▶ [Selected passage]
....

The River Street Streetcar was a heritage streetcar line in Savannah, Georgia, in the United States. It began regular operation on February 11, 2009, and shuttled between six stops along River Street, next to the Savannah River.  In or around 2015, service was quietly discontinued, with no official notice at the time.  The maintenance and storage tent on the west side of the line was removed along with the streetcar vehicle itself.

History 
The first horsecars began operation in Savannah in 1869. Electric streetcars started operation in 1890 but were discontinued on August 26, 1946. The Norfolk Southern Railway had owned the River Street branch line for years, operating the River Street Rambler, which was a local freight train, until 2003.  

The city of Savannah purchased the River Street Branch line right-of-way from Norfolk Southern in 2004 for approximately $600,000. The streetcar now runs along the abandoned railroad tracks in the cobblestones on River Street east and west of City Hall.

To provide streetcar service a 1930s-era W5-class streetcar (#756), originally from Melbourne, Australia, was purchased by the city for about $207,000 and converted to power its motors with an onboard biodiesel-fueled generator and batteries as a hybrid drive for an additional $100,000. Hence it is a form of diesel railcar. The streetcar was nicknamed "Dottie'" — a reference to the Savannah DOT that completed the project. The service was introduced during the Climate Action Parade on December 9, 2008. Additional free rides were provided for a day on December 13, 2008. Regular operations started on February 11, 2009.  Service was quietly ended after several long-term shutdowns for maintenance.  No formal declaration of abandonment were ever published and the Chatham Area Transit website quietly removed all references to the streetcar sometime in 2015.

The car is currently stored at the Georgia State Railroad Museum.

....

Region boundary rows

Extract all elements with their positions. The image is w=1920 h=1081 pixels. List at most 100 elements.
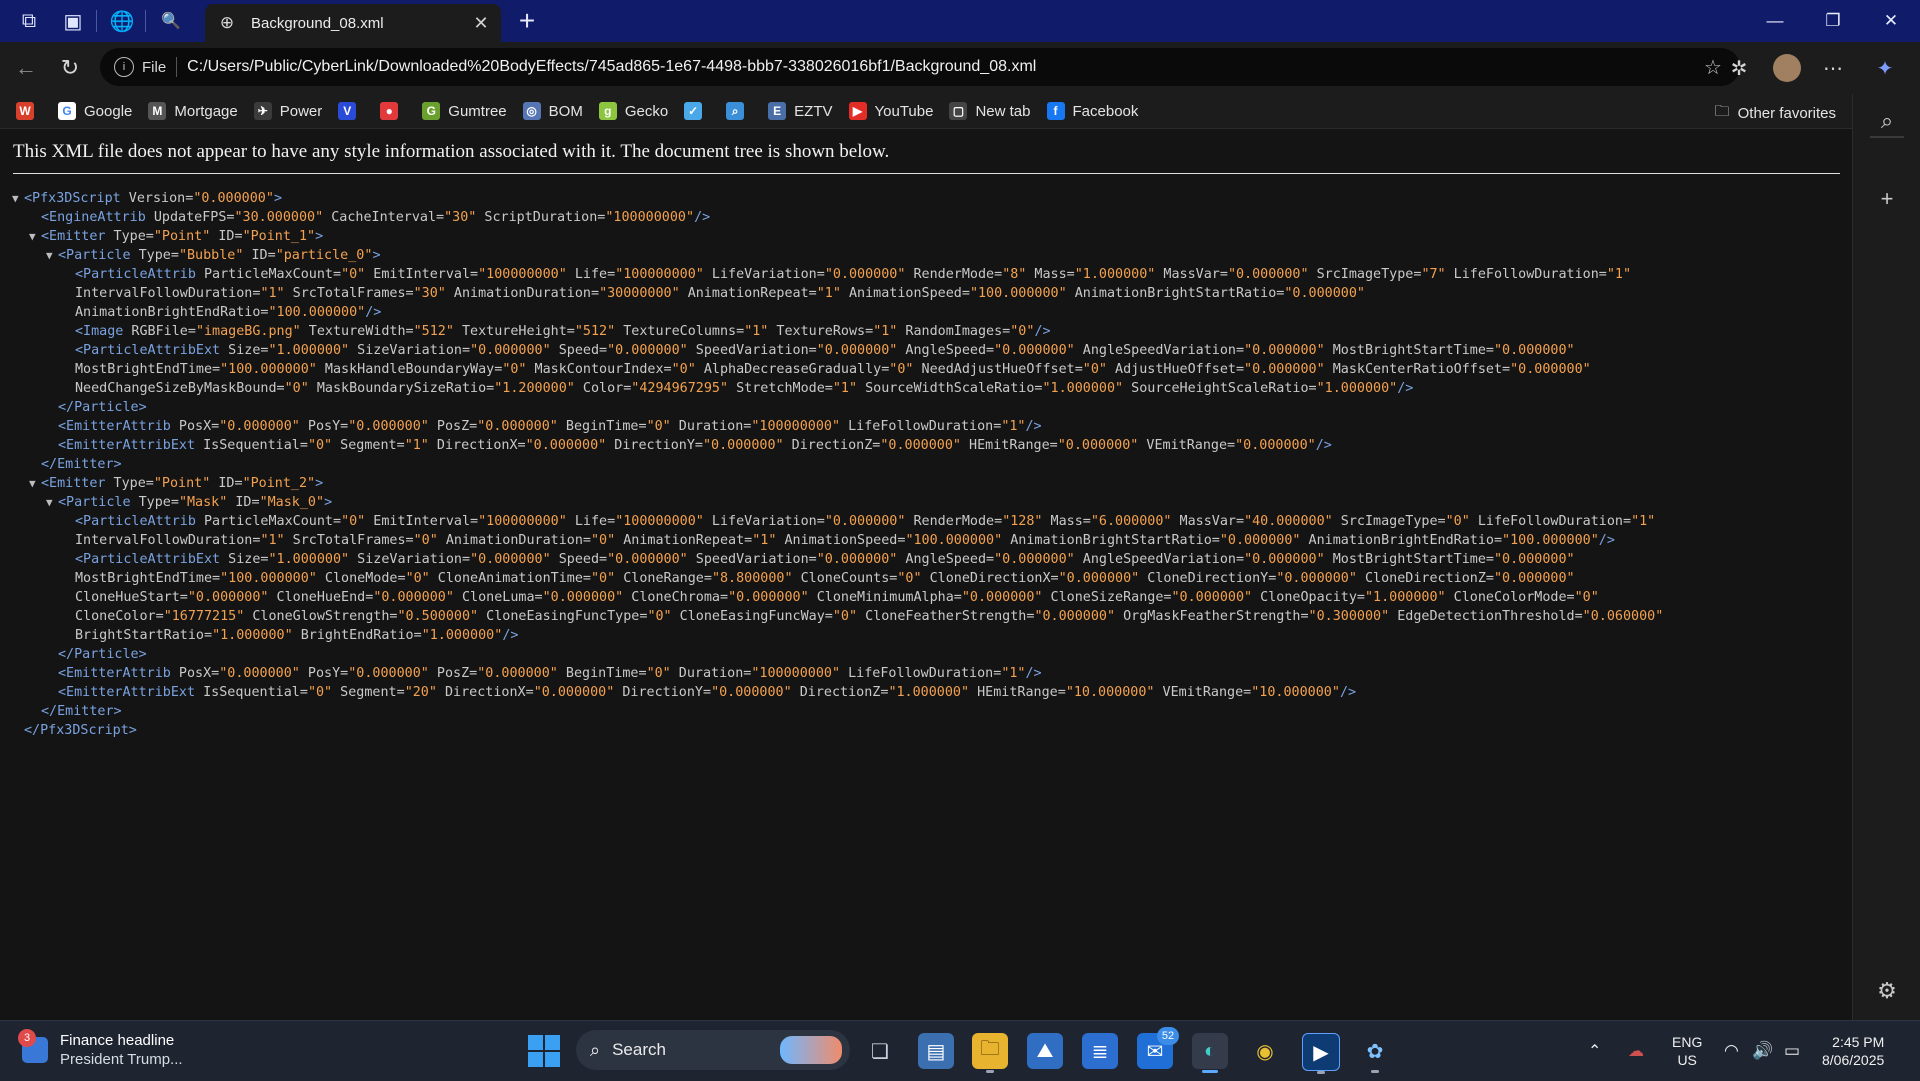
favorite-search-box[interactable]: ⌕ (726, 102, 752, 120)
show-hidden-icons[interactable]: ⌃ (1588, 1021, 1601, 1081)
collapse-triangle-icon[interactable]: ▼ (29, 227, 41, 246)
favorite-new-tab[interactable]: ▢ New tab (949, 102, 1031, 120)
back-button[interactable]: ← (8, 50, 44, 86)
xml-attribute-value: "0" (591, 571, 616, 586)
new-tab-button[interactable]: + (510, 5, 544, 36)
paint-app-icon[interactable]: ✿ (1357, 1033, 1393, 1073)
xml-tag: /> (1025, 419, 1042, 434)
settings-gear-icon[interactable]: ⚙ (1870, 974, 1904, 1008)
search-icon[interactable]: 🔍 (154, 4, 188, 38)
xml-attribute-name: AnimationBrightEndRatio= (75, 305, 269, 320)
minimize-button[interactable]: — (1746, 0, 1804, 42)
file-explorer-icon[interactable]: 🗀 (972, 1033, 1008, 1073)
volume-icon[interactable]: 🔊 (1752, 1021, 1773, 1081)
favorite-bom[interactable]: ◎ BOM (522, 102, 583, 120)
wifi-icon[interactable]: ◠ (1724, 1021, 1739, 1081)
xml-attribute-name: DirectionZ= (783, 438, 881, 453)
xml-attribute-value: "0.060000" (1582, 609, 1664, 624)
news-widget[interactable]: 3 Finance headline President Trump... (18, 1029, 183, 1069)
favorite-gumtree[interactable]: G Gumtree (422, 102, 507, 120)
favorite-gecko[interactable]: g Gecko (598, 102, 669, 120)
xml-attribute-value: "0" (889, 362, 914, 377)
collapse-triangle-icon[interactable]: ▼ (29, 474, 41, 493)
refresh-button[interactable]: ↻ (52, 50, 88, 86)
collapse-triangle-icon[interactable]: ▼ (46, 493, 58, 512)
taskbar-search[interactable]: ⌕ Search (576, 1030, 850, 1070)
close-tab-icon[interactable]: ✕ (467, 13, 495, 34)
xml-attribute-value: "0.000000" (880, 438, 961, 453)
favorite-eztv[interactable]: E EZTV (768, 102, 833, 120)
xml-attribute-value: "100000000" (751, 666, 841, 681)
favorite-power[interactable]: ✈ Power (253, 102, 322, 120)
toolbar: ← ↻ i File C:/Users/Public/CyberLink/Dow… (0, 42, 1920, 94)
address-bar[interactable]: i File C:/Users/Public/CyberLink/Downloa… (100, 48, 1740, 86)
favorite-v-logo[interactable]: V (338, 102, 364, 120)
xml-tag: </Particle> (58, 647, 147, 662)
restore-button[interactable]: ❐ (1804, 0, 1862, 42)
edge-browser-icon[interactable]: ◐ (1192, 1033, 1228, 1073)
add-icon[interactable]: + (1870, 182, 1904, 216)
favorite-google[interactable]: G Google (58, 102, 132, 120)
video-editor-icon[interactable]: ▶ (1302, 1033, 1340, 1074)
xml-attribute-name: AnimationRepeat= (615, 533, 753, 548)
favorite-bird[interactable]: ✓ (684, 102, 710, 120)
xml-attribute-value: "0.000000" (348, 419, 429, 434)
favorite-label: Gecko (624, 102, 669, 120)
xml-attribute-name: EmitInterval= (365, 267, 479, 282)
notepad-icon[interactable]: ≣ (1082, 1033, 1118, 1069)
clock[interactable]: 2:45 PM 8/06/2025 (1822, 1021, 1884, 1081)
tab-actions-icon[interactable]: ▣ (56, 4, 90, 38)
xml-tag: <Pfx3DScript (24, 191, 121, 206)
favorite-label: EZTV (794, 102, 833, 120)
xml-attribute-name: DirectionX= (428, 438, 526, 453)
chevron-up-icon: ⌃ (1588, 1043, 1602, 1060)
language-indicator[interactable]: ENG US (1672, 1021, 1702, 1081)
xml-attribute-name: CloneLuma= (453, 590, 543, 605)
chrome-icon[interactable]: ◉ (1247, 1033, 1283, 1069)
sidebar-search-icon[interactable]: ⌕ (1870, 104, 1904, 138)
collapse-triangle-icon[interactable]: ▼ (46, 246, 58, 265)
other-favorites[interactable]: 🗀 Other favorites (1715, 101, 1836, 126)
xml-attribute-name: ID= (210, 229, 243, 244)
close-window-button[interactable]: ✕ (1862, 0, 1920, 42)
profile-button[interactable] (1770, 51, 1804, 85)
xml-attribute-name: Version= (120, 191, 194, 206)
google-icon: G (58, 102, 76, 120)
xml-attribute-value: "30" (413, 286, 446, 301)
xml-attribute-value: "0.000000" (703, 438, 784, 453)
favorite-mortgage[interactable]: M Mortgage (148, 102, 238, 120)
globe-icon[interactable]: 🌐 (105, 4, 139, 38)
onedrive-status-icon[interactable]: ☁ (1628, 1021, 1644, 1081)
tab-background-xml[interactable]: ⊕ Background_08.xml ✕ (205, 4, 501, 42)
task-view-icon[interactable]: ❏ (862, 1033, 898, 1069)
favorite-youtube[interactable]: ▶ YouTube (848, 102, 933, 120)
battery-icon[interactable]: ▭ (1784, 1021, 1800, 1081)
xml-attribute-name: DirectionX= (436, 685, 534, 700)
workspaces-icon[interactable]: ⧉ (12, 4, 46, 38)
xml-attribute-value: "1.000000" (268, 552, 350, 567)
image-viewer-icon[interactable]: ⛰ (1027, 1033, 1063, 1069)
xml-attribute-name: Speed= (550, 343, 608, 358)
url-text[interactable]: C:/Users/Public/CyberLink/Downloaded%20B… (187, 58, 1698, 76)
xml-line: <EmitterAttrib PosX="0.000000" PosY="0.0… (12, 664, 1852, 683)
xml-attribute-name: ParticleMaxCount= (195, 267, 342, 282)
info-icon[interactable]: i (114, 57, 134, 77)
xml-attribute-value: "0" (1082, 362, 1107, 377)
favorite-facebook[interactable]: f Facebook (1046, 102, 1138, 120)
xml-attribute-value: "128" (1002, 514, 1043, 529)
xml-tag: /> (1598, 533, 1615, 548)
more-icon[interactable]: ⋯ (1816, 51, 1850, 85)
xml-tag: /> (694, 210, 711, 225)
xml-attribute-name: AnimationDuration= (437, 533, 591, 548)
copilot-icon[interactable]: ✦ (1868, 51, 1902, 85)
favorite-w-logo[interactable]: W (16, 102, 42, 120)
title-divider (96, 10, 97, 32)
favorite-red-dot[interactable]: ● (380, 102, 406, 120)
photos-app-icon[interactable]: ▤ (918, 1033, 954, 1069)
start-button[interactable] (528, 1035, 560, 1067)
xml-attribute-name: AnimationBrightStartRatio= (1002, 533, 1220, 548)
extensions-icon[interactable]: ✲ (1722, 51, 1756, 85)
xml-attribute-name: SourceWidthScaleRatio= (857, 381, 1043, 396)
collapse-triangle-icon[interactable]: ▼ (12, 189, 24, 208)
outlook-icon[interactable]: ✉ 52 (1137, 1027, 1179, 1069)
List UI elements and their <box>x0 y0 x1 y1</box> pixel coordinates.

....

▶ [Objectives]
1 > In the region boundary data rows, copy every line from the one with "favorite-search-box[interactable]: ⌕ (726, 102, 752, 120)" up to and including the one with "settings-gear-icon[interactable]: ⚙ (1870, 974, 1904, 1008)".
2 > Continue the article on the River Street Streetcar in Savannah from the point where it stops.

▶ [Responses for each task]
1 >
favorite-search-box[interactable]: ⌕ (726, 102, 752, 120)
show-hidden-icons[interactable]: ⌃ (1588, 1021, 1601, 1081)
collapse-triangle-icon[interactable]: ▼ (29, 227, 41, 246)
favorite-new-tab[interactable]: ▢ New tab (949, 102, 1031, 120)
back-button[interactable]: ← (8, 50, 44, 86)
xml-attribute-value: "0" (591, 571, 616, 586)
new-tab-button[interactable]: + (510, 5, 544, 36)
paint-app-icon[interactable]: ✿ (1357, 1033, 1393, 1073)
xml-tag: /> (1025, 419, 1042, 434)
settings-gear-icon[interactable]: ⚙ (1870, 974, 1904, 1008)

2 >
As of 2017, the discontinuation of the streetcar has been addressed on the Savannah DOT website. "You may have noticed that dottie – the River Street Streetcar – is absent from our website. Early in 2016 we had to make a tough decision to suspend the streetcar operation for the remainder of the year. This decision was made in coordination with staff at the City of Savannah who assist with funding and logistics. The planned construction on the West end of River Street will soon interfere with the streetcar track and facility. We examined several alternatives, but eventually concluded that a temporary suspension of the service was the only viable choice. We look forward to a time when we can announce that streetcar service on River Street will resume."

Schedule and stations 

The streetcar operated Thursday through Sunday from noon to 9:00 pm.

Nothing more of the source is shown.